→ Exercise aim: Copy all lines below containing "extra".

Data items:
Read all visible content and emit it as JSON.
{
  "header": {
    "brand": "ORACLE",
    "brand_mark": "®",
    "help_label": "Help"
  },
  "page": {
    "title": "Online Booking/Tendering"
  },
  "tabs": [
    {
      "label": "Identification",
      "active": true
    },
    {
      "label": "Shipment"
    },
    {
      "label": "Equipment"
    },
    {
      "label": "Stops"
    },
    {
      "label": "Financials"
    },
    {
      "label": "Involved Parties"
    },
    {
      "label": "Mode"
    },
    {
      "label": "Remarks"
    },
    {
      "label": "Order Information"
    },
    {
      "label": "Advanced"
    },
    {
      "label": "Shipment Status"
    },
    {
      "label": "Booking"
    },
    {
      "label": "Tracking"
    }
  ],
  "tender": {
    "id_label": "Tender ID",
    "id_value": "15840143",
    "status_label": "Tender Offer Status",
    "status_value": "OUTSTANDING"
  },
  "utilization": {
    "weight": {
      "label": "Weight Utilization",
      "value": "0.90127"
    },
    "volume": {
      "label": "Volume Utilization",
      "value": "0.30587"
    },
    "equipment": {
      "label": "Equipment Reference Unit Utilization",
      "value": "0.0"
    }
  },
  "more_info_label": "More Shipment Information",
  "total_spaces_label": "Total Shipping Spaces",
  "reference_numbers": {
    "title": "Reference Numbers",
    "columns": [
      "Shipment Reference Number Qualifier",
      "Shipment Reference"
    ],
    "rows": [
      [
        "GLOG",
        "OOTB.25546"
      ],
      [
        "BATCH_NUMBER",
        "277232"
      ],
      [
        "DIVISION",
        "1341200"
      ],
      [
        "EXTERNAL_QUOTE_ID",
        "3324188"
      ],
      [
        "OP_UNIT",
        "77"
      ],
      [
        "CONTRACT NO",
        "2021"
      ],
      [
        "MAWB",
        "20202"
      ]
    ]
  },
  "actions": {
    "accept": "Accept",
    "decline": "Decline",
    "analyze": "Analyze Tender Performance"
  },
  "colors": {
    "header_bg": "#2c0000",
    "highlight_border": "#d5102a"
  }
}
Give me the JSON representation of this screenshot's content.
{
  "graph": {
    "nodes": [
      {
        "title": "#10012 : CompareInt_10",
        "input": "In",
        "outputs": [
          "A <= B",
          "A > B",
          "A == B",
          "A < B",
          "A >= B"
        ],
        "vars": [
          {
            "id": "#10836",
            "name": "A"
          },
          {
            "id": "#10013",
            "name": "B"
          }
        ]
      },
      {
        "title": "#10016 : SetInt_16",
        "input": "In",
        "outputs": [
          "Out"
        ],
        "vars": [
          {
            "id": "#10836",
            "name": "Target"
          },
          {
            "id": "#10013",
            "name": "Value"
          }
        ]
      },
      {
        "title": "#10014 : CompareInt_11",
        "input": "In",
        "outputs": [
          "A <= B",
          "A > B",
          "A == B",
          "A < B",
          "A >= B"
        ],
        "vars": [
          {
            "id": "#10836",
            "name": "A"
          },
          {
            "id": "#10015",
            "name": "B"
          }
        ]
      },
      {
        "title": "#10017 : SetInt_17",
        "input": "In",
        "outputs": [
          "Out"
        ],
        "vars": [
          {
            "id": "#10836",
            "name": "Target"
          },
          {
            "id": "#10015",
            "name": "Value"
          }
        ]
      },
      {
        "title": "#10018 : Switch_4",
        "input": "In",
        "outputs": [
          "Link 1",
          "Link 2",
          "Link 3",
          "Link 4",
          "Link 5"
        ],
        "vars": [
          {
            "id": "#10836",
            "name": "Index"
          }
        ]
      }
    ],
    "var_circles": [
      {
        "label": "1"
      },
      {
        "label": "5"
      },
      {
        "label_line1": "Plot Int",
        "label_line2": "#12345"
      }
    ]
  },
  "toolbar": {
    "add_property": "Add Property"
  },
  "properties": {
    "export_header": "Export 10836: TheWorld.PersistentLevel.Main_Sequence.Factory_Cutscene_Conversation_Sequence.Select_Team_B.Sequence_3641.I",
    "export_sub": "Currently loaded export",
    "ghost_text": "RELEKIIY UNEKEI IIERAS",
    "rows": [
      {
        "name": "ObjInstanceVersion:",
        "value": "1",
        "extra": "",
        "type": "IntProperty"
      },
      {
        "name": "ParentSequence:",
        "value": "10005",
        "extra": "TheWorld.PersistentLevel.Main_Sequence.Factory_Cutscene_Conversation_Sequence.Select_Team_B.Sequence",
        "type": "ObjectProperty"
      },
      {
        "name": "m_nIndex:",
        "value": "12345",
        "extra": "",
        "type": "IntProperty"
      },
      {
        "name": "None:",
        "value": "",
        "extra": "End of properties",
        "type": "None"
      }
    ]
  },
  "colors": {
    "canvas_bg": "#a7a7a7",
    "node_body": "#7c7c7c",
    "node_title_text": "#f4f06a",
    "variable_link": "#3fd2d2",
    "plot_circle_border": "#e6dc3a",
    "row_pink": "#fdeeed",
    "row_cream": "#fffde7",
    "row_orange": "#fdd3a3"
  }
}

→ Problem solution:
        "extra": "",
        "extra": "TheWorld.PersistentLevel.Main_Sequence.Factory_Cutscene_Conversation_Sequence.Select_Team_B.Sequence",
        "extra": "",
        "extra": "End of properties",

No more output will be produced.